**What you need to do**
Repeat precisely, and only, the lines between the line containing "Read out every word on this page." and the end of the listing below, both ends included.

===== Exercise material

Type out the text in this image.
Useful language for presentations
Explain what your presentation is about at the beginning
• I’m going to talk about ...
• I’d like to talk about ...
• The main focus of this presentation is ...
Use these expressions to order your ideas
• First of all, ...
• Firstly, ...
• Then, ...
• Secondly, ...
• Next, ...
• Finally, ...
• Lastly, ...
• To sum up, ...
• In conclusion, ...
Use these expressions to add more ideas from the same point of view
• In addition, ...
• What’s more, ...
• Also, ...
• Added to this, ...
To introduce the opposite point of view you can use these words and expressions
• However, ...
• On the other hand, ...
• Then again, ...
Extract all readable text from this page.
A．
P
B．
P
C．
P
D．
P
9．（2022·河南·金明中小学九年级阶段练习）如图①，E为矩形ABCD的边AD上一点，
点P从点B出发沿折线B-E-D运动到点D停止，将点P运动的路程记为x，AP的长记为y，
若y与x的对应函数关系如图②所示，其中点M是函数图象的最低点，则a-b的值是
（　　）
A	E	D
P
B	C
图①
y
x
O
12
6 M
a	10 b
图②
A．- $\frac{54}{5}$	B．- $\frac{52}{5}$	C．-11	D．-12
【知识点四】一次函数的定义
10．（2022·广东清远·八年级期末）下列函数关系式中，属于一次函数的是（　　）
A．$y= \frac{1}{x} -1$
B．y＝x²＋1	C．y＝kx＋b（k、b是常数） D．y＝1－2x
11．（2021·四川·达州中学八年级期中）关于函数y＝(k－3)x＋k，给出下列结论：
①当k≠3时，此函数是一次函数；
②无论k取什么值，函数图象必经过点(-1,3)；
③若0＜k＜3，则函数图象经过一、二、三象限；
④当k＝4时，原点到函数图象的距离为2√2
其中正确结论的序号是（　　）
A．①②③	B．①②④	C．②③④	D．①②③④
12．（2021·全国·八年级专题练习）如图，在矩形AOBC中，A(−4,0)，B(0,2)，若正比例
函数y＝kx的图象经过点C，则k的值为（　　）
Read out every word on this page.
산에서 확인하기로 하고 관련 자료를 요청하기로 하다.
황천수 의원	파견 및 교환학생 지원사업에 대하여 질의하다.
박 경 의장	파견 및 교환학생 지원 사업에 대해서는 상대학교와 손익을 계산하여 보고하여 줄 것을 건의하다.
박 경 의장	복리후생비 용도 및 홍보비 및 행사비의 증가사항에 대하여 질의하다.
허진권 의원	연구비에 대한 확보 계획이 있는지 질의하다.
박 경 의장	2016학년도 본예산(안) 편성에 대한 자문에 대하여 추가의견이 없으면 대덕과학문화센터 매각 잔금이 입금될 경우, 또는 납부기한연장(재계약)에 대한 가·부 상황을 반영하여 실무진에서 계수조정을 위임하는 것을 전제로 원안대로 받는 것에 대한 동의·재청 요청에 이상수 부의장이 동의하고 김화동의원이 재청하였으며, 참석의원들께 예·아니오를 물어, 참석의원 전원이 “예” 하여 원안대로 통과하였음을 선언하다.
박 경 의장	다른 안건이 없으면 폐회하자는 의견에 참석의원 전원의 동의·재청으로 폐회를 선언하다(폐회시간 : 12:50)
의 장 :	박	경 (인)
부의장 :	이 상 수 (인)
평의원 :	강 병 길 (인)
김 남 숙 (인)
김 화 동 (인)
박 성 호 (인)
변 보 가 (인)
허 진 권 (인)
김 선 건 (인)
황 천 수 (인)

==========

**Correct answer**
Read out every word on this page.
산에서 확인하기로 하고 관련 자료를 요청하기로 하다.
황천수 의원	파견 및 교환학생 지원사업에 대하여 질의하다.
박 경 의장	파견 및 교환학생 지원 사업에 대해서는 상대학교와 손익을 계산하여 보고하여 줄 것을 건의하다.
박 경 의장	복리후생비 용도 및 홍보비 및 행사비의 증가사항에 대하여 질의하다.
허진권 의원	연구비에 대한 확보 계획이 있는지 질의하다.
박 경 의장	2016학년도 본예산(안) 편성에 대한 자문에 대하여 추가의견이 없으면 대덕과학문화센터 매각 잔금이 입금될 경우, 또는 납부기한연장(재계약)에 대한 가·부 상황을 반영하여 실무진에서 계수조정을 위임하는 것을 전제로 원안대로 받는 것에 대한 동의·재청 요청에 이상수 부의장이 동의하고 김화동의원이 재청하였으며, 참석의원들께 예·아니오를 물어, 참석의원 전원이 “예” 하여 원안대로 통과하였음을 선언하다.
박 경 의장	다른 안건이 없으면 폐회하자는 의견에 참석의원 전원의 동의·재청으로 폐회를 선언하다(폐회시간 : 12:50)
의 장 :	박	경 (인)
부의장 :	이 상 수 (인)
평의원 :	강 병 길 (인)
김 남 숙 (인)
김 화 동 (인)
박 성 호 (인)
변 보 가 (인)
허 진 권 (인)
김 선 건 (인)
황 천 수 (인)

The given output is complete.